begin PAGE

Saturday 28 March 2015

14 - For April 2 - Swetz, To Know and to Teach

Swetz describes the origin of several modern pedagogical tools used in mathematics teaching. One example of these is that of the instructor teaching to a neutral (the adjective Swetz used) student the information gained – a discourse, as he puts it, where there is a two-way (or in some cases, one-way) stream of information.  Although it originated as (what comes across as) an oral dialogue, it eventually became recorded – at first, it was recorded in verse, and depended heavily on reader intuition to solve (sometimes aided through the use of colour), and evolved into a set of collected problems with detailed solutions.

There were two comments in particular that Swetz makes. The first is the following:

“A collection of mathematical problems does not, in itself, preclude the possibility of pedagogical designs. While some ancient texts may appear to be merely collections of problems, those problems were carefully chosen and through their conception and organization, attest to their author’s ability as a teacher” (p. 77).

I found this interesting, and it reminded me, as a beginning teacher, how often I used to get bogged down by finding information to teach in a class – we were always warned not to re-invent the wheel, as there was a wealth of information “out there. While this may be true, sorting through all sorts of information takes a long time. It also occurred to me that it would be difficult to have mere “collections of problems”, because (I assume) there wasn’t as much collective mathematical content as there is today. I imagine it would have been the author’s or teacher’s personal research that they were sharing with their students.


The other quote that caused me to think was the off-hand comment at the end of page 80, when Swetz explains that authors of Babylonian, Chinese, and Italian pedagogical background “were, quite simply, concerned teachers writing for the learning needs of their students”. Beyond all the politics around the purchasing of textbooks and cost of individual textbooks, which was my first thought, re-reading the sentence narrowed my focus on “learning needs”. It is interesting that so early into pedagogical development and sharing of knowledge, there was already a determined “learning need”. What learning needs did people have then? Who was it that needed to learn? I was under the impression that only the social elite would have gone to school to learn mathematics (but Socrates teaching a slave boy about doubling area in a rectangle by manipulating its dimensions made me reconsider).

Saturday 21 March 2015

For March 25 - Healy and Kynigos

When I began reading this article, I have to admit I had little understanding of what was being discussed in the article – I was grateful for the definition of “microworlds”, provided by the author, as “self-contained worlds where students can ‘learn to transfer habits of exploration from their personal lives to the formal domain of scientific construction’ “ (Healy & Kynigos, citing Papert, 1980). The evolution of microworlds in the scientific age continued in a new way when computational environments were introduced into mathematics education. The interaction with these environments would allow students to receive immediate feedback on programs. These microworlds would be interpreted through “body syntonicity” and “ego syntonicity”, according to Papert (1980). The former of these would relate knowledge to the physical, while the latter would relate knowledge o the mental/personal, basing this on the idea that students develop schemes of understanding based on personal interactions. Another approach for interacting with microworlds is an instrumental approach instrumental approach with respect to a microworld, which allows for both the student and the instrument being used to develop. Microworlds, for example, may be computer apps with which students interact; this was explored by using digital media as a method for displaying rationality vs irrationality of integers.

end PAGE
begin DATA ROWS

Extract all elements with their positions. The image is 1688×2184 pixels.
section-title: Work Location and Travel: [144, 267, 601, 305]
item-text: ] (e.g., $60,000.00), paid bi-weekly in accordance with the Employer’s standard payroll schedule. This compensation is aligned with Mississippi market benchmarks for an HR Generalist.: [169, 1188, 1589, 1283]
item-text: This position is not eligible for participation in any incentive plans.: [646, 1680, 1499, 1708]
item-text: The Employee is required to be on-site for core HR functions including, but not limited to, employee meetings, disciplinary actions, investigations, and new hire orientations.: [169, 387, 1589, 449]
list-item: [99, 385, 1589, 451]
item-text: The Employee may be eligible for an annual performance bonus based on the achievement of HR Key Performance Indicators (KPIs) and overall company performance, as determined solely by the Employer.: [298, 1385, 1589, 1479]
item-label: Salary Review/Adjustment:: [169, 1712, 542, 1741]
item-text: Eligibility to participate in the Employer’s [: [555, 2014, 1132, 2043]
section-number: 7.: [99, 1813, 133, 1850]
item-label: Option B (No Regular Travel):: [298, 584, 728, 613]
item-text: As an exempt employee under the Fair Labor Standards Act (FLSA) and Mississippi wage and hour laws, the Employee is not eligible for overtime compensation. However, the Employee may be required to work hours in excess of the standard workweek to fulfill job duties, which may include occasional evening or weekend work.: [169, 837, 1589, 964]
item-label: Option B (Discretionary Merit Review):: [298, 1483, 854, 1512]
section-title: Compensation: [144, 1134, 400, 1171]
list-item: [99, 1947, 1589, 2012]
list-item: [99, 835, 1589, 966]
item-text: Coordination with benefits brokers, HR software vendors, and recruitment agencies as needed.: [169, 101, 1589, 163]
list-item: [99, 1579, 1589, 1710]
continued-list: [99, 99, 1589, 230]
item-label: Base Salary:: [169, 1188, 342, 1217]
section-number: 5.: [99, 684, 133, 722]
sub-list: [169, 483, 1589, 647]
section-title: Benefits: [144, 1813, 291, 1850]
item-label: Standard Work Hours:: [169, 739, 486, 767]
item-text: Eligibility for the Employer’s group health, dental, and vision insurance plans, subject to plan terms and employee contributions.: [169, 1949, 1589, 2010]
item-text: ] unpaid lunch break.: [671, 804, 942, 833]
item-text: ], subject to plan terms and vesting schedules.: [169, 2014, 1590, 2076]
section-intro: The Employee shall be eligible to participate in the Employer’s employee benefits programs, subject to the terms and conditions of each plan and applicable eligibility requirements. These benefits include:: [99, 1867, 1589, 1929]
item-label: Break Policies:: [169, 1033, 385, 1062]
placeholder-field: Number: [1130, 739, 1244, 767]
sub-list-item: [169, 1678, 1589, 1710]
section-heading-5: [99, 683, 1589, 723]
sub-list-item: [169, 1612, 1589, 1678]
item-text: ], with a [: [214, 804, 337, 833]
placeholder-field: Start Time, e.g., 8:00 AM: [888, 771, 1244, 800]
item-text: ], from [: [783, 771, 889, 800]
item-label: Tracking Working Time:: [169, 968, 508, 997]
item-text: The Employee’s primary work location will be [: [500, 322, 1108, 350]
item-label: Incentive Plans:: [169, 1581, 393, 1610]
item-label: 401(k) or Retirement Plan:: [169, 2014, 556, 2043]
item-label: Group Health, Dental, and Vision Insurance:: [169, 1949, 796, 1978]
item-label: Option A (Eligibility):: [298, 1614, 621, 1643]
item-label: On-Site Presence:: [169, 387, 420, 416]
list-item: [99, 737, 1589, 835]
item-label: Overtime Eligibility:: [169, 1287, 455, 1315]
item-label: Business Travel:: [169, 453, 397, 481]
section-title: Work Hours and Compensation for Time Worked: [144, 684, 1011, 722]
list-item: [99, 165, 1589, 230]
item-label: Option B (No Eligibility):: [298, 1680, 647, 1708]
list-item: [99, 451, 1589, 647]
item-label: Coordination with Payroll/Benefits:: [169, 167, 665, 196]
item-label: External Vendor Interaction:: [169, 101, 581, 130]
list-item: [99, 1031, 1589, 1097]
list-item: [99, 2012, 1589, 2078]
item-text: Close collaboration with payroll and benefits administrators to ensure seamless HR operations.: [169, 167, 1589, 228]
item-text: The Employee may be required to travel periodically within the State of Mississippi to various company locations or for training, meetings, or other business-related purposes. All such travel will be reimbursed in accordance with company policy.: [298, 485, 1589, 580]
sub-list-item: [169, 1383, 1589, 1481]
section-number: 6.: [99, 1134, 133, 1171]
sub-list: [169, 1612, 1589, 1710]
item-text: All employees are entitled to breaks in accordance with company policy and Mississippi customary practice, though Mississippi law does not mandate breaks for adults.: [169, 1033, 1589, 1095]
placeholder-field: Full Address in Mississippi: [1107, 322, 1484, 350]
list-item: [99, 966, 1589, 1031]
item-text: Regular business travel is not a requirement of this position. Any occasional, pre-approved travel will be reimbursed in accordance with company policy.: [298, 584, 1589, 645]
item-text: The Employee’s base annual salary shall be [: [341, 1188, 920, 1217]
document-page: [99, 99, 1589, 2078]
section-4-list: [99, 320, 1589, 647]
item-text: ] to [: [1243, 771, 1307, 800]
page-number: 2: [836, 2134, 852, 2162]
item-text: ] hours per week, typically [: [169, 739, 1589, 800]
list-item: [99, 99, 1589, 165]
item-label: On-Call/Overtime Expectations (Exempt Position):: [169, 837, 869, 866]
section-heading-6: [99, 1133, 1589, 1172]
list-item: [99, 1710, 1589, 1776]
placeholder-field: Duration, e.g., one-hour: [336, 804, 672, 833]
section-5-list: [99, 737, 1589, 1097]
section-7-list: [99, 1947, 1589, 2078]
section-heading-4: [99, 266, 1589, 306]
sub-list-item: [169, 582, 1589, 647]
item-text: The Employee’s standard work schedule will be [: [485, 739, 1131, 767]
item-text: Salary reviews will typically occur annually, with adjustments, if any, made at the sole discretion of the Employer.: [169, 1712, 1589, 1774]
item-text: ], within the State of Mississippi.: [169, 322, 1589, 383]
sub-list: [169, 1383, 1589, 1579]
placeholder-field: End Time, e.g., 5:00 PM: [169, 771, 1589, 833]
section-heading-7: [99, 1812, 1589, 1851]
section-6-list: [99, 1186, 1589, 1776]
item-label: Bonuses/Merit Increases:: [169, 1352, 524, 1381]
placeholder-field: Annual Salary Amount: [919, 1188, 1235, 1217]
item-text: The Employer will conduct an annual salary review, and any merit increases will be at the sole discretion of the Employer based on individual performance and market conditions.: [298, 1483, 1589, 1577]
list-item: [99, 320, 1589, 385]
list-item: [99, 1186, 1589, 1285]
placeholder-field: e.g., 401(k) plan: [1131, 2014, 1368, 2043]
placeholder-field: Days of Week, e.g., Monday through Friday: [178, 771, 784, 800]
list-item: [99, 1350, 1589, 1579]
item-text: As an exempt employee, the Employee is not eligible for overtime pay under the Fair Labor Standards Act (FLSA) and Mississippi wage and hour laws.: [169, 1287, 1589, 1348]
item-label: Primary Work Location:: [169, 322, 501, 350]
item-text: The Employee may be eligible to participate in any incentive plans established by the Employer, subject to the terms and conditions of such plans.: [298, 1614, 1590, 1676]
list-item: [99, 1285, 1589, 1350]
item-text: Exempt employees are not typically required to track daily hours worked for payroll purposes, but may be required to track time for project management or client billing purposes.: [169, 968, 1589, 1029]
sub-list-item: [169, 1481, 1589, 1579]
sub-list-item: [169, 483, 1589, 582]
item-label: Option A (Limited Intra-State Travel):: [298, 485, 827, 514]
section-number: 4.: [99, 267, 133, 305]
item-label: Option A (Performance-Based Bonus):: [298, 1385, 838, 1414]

end DATA ROWS

## DIRECTION
Reproduce word for word the stretch of the reading notes that opens with the words "14 - For April" and closes with "with detailed solutions.".

## EXERCISE OUTPUT
14 - For April 2 - Swetz, To Know and to Teach

Swetz describes the origin of several modern pedagogical tools used in mathematics teaching. One example of these is that of the instructor teaching to a neutral (the adjective Swetz used) student the information gained – a discourse, as he puts it, where there is a two-way (or in some cases, one-way) stream of information.  Although it originated as (what comes across as) an oral dialogue, it eventually became recorded – at first, it was recorded in verse, and depended heavily on reader intuition to solve (sometimes aided through the use of colour), and evolved into a set of collected problems with detailed solutions.